PROBLEM — Output every item, from the first one down through the one containing "gear-icon[interactable]: ⚙ bbox=[46, 74, 63, 95]", as a JSON list of strings with one string per item and blank lines left out.

═══ ENTRIES PROVIDED ═══

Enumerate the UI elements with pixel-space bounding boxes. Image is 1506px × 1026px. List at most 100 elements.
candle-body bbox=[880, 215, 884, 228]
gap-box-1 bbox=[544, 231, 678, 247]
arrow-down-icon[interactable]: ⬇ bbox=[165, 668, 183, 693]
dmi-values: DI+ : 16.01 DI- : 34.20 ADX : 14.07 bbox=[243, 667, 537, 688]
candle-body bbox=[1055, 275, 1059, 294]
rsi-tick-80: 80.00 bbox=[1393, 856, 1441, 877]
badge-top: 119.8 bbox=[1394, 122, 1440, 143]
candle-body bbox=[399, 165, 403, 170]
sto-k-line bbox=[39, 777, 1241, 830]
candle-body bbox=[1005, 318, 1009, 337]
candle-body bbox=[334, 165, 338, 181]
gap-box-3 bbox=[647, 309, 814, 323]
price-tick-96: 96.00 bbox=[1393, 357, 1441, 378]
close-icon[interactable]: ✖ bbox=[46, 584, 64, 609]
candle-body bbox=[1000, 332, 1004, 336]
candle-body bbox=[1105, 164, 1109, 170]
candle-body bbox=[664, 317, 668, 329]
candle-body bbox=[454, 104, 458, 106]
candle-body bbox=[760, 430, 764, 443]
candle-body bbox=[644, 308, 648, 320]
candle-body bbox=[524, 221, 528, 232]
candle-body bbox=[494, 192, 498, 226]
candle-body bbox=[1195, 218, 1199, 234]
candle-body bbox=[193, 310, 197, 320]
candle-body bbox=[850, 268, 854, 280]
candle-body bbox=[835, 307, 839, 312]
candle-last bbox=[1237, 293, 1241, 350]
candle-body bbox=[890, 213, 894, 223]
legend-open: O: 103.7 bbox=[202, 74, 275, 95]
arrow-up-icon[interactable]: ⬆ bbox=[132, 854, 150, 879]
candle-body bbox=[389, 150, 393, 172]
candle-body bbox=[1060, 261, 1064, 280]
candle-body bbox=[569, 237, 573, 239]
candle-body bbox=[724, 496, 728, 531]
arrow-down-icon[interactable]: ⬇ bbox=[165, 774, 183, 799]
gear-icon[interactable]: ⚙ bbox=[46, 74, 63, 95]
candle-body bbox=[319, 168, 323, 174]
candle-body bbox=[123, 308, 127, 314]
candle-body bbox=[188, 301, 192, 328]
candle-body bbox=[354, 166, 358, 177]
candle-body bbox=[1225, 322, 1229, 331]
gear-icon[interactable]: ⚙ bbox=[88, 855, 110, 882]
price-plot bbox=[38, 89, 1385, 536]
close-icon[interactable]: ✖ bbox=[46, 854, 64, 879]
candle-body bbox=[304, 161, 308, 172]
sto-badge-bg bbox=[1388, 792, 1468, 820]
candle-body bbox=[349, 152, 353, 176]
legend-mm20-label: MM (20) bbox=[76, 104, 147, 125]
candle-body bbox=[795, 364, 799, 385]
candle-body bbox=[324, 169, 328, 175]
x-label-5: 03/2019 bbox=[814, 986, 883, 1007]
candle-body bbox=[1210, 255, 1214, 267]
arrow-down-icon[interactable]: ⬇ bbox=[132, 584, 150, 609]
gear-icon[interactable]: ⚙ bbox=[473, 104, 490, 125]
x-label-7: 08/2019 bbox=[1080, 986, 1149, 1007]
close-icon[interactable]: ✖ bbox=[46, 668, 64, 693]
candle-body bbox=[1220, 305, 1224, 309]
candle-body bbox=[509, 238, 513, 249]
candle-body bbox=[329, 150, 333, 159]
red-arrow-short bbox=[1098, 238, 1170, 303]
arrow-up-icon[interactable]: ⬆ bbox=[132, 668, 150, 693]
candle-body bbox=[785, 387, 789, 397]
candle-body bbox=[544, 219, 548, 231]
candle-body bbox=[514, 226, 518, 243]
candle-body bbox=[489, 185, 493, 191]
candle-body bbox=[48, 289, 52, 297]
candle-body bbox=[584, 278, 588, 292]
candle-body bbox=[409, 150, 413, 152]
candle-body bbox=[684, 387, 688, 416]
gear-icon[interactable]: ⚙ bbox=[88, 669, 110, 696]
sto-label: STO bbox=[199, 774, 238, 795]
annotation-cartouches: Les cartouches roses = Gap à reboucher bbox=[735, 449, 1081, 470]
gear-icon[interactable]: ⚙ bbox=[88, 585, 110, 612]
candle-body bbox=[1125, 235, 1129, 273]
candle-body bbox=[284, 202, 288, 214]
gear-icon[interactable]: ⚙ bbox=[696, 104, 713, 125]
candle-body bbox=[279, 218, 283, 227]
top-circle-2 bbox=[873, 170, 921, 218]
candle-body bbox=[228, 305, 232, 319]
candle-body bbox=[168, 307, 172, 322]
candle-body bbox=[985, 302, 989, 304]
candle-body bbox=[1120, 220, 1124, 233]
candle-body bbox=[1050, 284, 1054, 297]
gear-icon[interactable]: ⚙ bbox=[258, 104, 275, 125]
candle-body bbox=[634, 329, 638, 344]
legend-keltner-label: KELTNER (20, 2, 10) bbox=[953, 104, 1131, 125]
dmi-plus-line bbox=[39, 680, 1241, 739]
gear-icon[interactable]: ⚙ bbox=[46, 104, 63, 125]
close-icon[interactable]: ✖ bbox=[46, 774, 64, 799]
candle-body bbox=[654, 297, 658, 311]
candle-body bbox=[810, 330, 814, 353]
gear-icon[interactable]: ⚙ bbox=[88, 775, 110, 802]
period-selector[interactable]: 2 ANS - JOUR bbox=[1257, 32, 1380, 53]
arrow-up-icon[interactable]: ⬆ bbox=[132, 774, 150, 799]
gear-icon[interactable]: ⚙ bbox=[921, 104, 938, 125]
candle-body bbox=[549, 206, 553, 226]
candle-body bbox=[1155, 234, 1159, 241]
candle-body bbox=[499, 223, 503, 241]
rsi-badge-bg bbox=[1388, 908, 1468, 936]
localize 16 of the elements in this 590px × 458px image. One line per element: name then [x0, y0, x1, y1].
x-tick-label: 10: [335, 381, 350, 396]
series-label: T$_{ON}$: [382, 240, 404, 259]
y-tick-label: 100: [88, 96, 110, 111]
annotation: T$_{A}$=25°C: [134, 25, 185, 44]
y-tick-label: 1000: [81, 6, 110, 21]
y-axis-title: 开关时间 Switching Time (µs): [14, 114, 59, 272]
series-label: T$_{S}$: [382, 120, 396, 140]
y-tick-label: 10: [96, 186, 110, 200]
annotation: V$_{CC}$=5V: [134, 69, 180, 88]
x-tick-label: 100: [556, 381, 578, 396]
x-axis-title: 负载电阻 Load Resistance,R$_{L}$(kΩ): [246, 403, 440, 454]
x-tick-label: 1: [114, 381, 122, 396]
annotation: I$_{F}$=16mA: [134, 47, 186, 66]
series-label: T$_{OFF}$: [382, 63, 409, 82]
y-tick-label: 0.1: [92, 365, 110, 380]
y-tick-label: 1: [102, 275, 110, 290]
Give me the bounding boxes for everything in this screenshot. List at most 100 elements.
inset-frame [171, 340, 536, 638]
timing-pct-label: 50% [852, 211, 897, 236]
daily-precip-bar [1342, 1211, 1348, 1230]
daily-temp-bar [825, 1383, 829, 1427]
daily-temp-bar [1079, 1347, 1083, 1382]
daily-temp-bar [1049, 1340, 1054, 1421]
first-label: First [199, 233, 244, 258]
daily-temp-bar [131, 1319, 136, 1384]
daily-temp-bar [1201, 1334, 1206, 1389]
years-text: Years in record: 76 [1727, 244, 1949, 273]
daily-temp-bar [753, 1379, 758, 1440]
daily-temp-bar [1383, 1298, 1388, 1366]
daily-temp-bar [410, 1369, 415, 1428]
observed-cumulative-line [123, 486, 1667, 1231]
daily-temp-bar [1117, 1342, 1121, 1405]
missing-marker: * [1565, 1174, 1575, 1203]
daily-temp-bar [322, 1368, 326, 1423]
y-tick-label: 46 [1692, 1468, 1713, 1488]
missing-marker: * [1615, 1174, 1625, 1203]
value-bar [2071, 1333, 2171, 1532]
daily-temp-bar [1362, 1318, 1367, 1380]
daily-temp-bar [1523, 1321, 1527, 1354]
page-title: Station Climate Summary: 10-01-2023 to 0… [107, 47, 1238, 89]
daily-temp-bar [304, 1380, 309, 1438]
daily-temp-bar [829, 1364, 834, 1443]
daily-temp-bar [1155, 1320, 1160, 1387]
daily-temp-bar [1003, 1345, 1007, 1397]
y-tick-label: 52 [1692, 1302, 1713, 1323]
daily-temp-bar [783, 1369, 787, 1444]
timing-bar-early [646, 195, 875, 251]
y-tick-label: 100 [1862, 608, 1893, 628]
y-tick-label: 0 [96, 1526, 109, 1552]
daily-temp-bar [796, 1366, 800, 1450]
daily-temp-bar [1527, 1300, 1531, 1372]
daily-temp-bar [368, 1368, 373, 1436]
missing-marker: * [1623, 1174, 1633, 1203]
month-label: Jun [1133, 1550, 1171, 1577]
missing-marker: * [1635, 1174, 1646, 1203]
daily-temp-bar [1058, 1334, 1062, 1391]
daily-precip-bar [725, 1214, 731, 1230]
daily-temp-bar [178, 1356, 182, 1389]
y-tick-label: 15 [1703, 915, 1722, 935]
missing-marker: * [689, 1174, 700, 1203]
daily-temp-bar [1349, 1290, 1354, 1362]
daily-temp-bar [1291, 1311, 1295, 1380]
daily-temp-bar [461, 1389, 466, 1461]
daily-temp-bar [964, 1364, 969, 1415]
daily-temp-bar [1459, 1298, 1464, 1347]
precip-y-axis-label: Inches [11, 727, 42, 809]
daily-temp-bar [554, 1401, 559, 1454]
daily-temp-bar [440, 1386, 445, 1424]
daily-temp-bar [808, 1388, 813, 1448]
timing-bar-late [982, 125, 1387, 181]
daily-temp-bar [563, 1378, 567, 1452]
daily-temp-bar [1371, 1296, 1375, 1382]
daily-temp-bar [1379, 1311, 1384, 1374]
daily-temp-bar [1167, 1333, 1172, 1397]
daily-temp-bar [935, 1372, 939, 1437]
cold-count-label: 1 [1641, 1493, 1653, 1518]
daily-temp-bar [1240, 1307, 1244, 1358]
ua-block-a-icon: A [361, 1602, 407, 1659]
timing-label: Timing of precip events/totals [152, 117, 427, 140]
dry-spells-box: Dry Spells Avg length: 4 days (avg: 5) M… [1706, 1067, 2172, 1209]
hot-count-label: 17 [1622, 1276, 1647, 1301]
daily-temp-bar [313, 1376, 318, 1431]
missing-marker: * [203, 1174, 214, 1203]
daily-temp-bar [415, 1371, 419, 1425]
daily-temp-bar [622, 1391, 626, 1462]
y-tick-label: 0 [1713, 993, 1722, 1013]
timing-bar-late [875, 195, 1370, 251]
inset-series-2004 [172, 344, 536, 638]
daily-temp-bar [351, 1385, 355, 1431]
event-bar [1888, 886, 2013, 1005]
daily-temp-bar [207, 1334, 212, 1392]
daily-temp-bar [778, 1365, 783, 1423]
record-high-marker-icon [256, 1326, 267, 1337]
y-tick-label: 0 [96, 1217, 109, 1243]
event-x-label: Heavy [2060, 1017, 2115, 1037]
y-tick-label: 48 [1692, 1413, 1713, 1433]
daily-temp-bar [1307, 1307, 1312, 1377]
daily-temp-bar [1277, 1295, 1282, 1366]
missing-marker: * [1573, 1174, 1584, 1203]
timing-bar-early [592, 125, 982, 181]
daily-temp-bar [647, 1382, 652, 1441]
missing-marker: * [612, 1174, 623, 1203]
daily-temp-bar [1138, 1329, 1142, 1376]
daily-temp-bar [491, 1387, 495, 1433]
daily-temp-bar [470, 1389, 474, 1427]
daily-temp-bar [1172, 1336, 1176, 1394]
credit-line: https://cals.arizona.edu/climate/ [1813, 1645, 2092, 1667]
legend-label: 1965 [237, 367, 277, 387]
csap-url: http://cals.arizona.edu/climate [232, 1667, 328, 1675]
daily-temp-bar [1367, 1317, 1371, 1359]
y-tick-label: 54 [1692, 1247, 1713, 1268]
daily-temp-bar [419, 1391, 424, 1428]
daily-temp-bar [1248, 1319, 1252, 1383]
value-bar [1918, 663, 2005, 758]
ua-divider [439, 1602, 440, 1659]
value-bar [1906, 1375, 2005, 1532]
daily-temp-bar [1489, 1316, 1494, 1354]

═══

TASK SOLUTION —
[
  "Enumerate the UI elements with pixel-space bounding boxes. Image is 1506px × 1026px. List at most 100 elements.",
  "candle-body bbox=[880, 215, 884, 228]",
  "gap-box-1 bbox=[544, 231, 678, 247]",
  "arrow-down-icon[interactable]: ⬇ bbox=[165, 668, 183, 693]",
  "dmi-values: DI+ : 16.01 DI- : 34.20 ADX : 14.07 bbox=[243, 667, 537, 688]",
  "candle-body bbox=[1055, 275, 1059, 294]",
  "rsi-tick-80: 80.00 bbox=[1393, 856, 1441, 877]",
  "badge-top: 119.8 bbox=[1394, 122, 1440, 143]",
  "candle-body bbox=[399, 165, 403, 170]",
  "sto-k-line bbox=[39, 777, 1241, 830]",
  "candle-body bbox=[1005, 318, 1009, 337]",
  "candle-body bbox=[334, 165, 338, 181]",
  "gap-box-3 bbox=[647, 309, 814, 323]",
  "price-tick-96: 96.00 bbox=[1393, 357, 1441, 378]",
  "close-icon[interactable]: ✖ bbox=[46, 584, 64, 609]",
  "candle-body bbox=[1000, 332, 1004, 336]",
  "candle-body bbox=[1105, 164, 1109, 170]",
  "candle-body bbox=[664, 317, 668, 329]",
  "candle-body bbox=[454, 104, 458, 106]",
  "candle-body bbox=[760, 430, 764, 443]",
  "candle-body bbox=[644, 308, 648, 320]",
  "candle-body bbox=[524, 221, 528, 232]",
  "candle-body bbox=[494, 192, 498, 226]",
  "candle-body bbox=[1195, 218, 1199, 234]",
  "candle-body bbox=[193, 310, 197, 320]",
  "candle-body bbox=[850, 268, 854, 280]",
  "candle-body bbox=[835, 307, 839, 312]",
  "candle-last bbox=[1237, 293, 1241, 350]",
  "candle-body bbox=[890, 213, 894, 223]",
  "legend-open: O: 103.7 bbox=[202, 74, 275, 95]",
  "arrow-up-icon[interactable]: ⬆ bbox=[132, 854, 150, 879]",
  "candle-body bbox=[389, 150, 393, 172]",
  "candle-body bbox=[1060, 261, 1064, 280]",
  "candle-body bbox=[569, 237, 573, 239]",
  "candle-body bbox=[724, 496, 728, 531]",
  "arrow-down-icon[interactable]: ⬇ bbox=[165, 774, 183, 799]",
  "gear-icon[interactable]: ⚙ bbox=[46, 74, 63, 95]"
]